» **Problem requirements**:
Copy out the text on Arrow Rock State Historic Site below word for word, in full, before the entries.

» **Source**:
+++

Arrow Rock State Historic Site is an open-air museum encompassing a geographic formation and a portion of the village of Arrow Rock, Missouri.  The park is part of the Arrow Rock Historic District, a National Historic Landmark, and commemorates the history of the area as a key stop on the Santa Fe Trail.

A visitor center museum features exhibits about Arrow Rock and the Boone's Lick country. The Bingham Home, built by artist George Caleb Bingham, is a historic house museum furnished as in the 1880s. The 1834 Huston Tavern is a restaurant. A walking tour of the site includes the old courthouse, town doctor's home, stone jail, and other historic buildings.  The park's amenities also include camping facilities and hiking trails.

The bridge and shelters were listed on the National Register of Historic Places in 1985.

Works Progress Administration works at Arrow Rock State Historic Site
Works Progress Administration works at Arrow Rock State Historic Site, near Arrow Rock, Missouri, are works built by Works Progress Administration workers during 1934 to 1937.  These include:
Arrow Rock State Historic Site Bridge, at Arrow Rock State Historic Site, southeast of Arrow Rock, Missouri (National Park Service and Works Progress Administration), NRHP-listed.  It is a three arch span stone bridge.

+++

» **Extracted data**:
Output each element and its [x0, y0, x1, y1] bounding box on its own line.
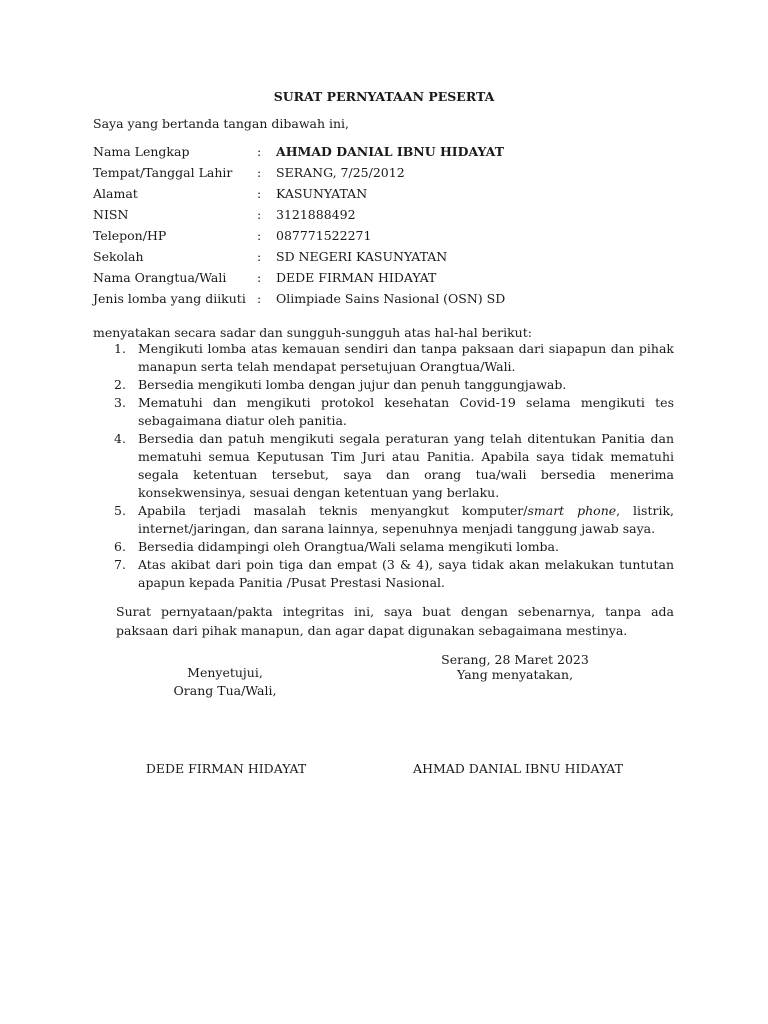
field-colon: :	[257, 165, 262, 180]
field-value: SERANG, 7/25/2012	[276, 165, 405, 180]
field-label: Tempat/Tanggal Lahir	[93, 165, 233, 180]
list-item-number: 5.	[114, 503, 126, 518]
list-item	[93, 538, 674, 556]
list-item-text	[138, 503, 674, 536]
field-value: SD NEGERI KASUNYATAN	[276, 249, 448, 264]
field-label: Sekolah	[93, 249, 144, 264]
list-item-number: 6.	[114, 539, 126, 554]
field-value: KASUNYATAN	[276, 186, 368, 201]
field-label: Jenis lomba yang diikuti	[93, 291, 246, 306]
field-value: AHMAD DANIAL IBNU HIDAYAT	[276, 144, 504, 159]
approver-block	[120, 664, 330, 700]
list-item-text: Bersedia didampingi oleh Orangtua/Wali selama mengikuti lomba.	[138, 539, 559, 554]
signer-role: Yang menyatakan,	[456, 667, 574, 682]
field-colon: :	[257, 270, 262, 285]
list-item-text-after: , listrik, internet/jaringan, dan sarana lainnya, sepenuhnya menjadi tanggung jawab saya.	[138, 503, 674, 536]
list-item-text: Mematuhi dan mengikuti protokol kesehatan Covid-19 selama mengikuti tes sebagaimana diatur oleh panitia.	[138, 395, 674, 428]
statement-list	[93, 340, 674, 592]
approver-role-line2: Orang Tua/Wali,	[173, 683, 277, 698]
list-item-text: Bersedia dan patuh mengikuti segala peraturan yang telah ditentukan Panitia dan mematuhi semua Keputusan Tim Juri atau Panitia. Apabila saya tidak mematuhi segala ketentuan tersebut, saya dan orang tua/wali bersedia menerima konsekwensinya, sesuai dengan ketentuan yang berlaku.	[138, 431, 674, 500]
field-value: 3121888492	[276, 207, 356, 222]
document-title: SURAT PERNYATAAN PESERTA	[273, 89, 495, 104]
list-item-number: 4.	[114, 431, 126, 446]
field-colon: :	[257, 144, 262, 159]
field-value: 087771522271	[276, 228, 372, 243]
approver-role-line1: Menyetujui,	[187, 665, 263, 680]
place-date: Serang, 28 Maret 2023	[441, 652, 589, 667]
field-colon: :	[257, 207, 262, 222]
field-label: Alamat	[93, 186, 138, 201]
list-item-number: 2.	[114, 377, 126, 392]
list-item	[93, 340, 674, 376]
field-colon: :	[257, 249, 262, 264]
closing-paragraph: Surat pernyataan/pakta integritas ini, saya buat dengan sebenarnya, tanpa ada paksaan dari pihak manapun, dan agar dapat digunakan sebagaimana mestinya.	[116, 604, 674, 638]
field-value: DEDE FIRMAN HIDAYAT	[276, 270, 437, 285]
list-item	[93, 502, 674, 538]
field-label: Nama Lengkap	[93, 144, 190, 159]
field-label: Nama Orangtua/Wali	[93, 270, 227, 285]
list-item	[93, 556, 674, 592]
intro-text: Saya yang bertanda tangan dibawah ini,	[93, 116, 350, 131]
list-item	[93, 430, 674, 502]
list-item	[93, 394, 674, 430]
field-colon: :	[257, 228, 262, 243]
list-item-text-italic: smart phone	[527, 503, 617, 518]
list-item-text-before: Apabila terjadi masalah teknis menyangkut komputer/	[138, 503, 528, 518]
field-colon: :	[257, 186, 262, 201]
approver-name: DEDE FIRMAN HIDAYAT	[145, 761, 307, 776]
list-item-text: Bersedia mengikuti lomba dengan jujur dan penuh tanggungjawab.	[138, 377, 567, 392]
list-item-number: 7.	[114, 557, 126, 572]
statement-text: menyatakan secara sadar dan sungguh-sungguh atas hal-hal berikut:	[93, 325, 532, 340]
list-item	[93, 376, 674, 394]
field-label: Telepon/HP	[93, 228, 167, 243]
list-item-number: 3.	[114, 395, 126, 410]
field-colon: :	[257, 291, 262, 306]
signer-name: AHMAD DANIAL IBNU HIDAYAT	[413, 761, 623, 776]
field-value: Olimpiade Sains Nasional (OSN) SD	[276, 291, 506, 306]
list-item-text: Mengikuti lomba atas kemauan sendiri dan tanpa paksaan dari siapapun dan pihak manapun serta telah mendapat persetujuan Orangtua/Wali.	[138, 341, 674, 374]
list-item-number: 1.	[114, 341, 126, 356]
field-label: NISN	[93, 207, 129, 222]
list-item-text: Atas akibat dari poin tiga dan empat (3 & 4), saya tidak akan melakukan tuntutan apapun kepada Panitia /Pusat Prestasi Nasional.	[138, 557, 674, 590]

+++

» **Complete answer**:
Arrow Rock State Historic Site is an open-air museum encompassing a geographic formation and a portion of the village of Arrow Rock, Missouri.  The park is part of the Arrow Rock Historic District, a National Historic Landmark, and commemorates the history of the area as a key stop on the Santa Fe Trail.

A visitor center museum features exhibits about Arrow Rock and the Boone's Lick country. The Bingham Home, built by artist George Caleb Bingham, is a historic house museum furnished as in the 1880s. The 1834 Huston Tavern is a restaurant. A walking tour of the site includes the old courthouse, town doctor's home, stone jail, and other historic buildings.  The park's amenities also include camping facilities and hiking trails.

The bridge and shelters were listed on the National Register of Historic Places in 1985.

Works Progress Administration works at Arrow Rock State Historic Site
Works Progress Administration works at Arrow Rock State Historic Site, near Arrow Rock, Missouri, are works built by Works Progress Administration workers during 1934 to 1937.  These include:
Arrow Rock State Historic Site Bridge, at Arrow Rock State Historic Site, southeast of Arrow Rock, Missouri (National Park Service and Works Progress Administration), NRHP-listed.  It is a three arch span stone bridge.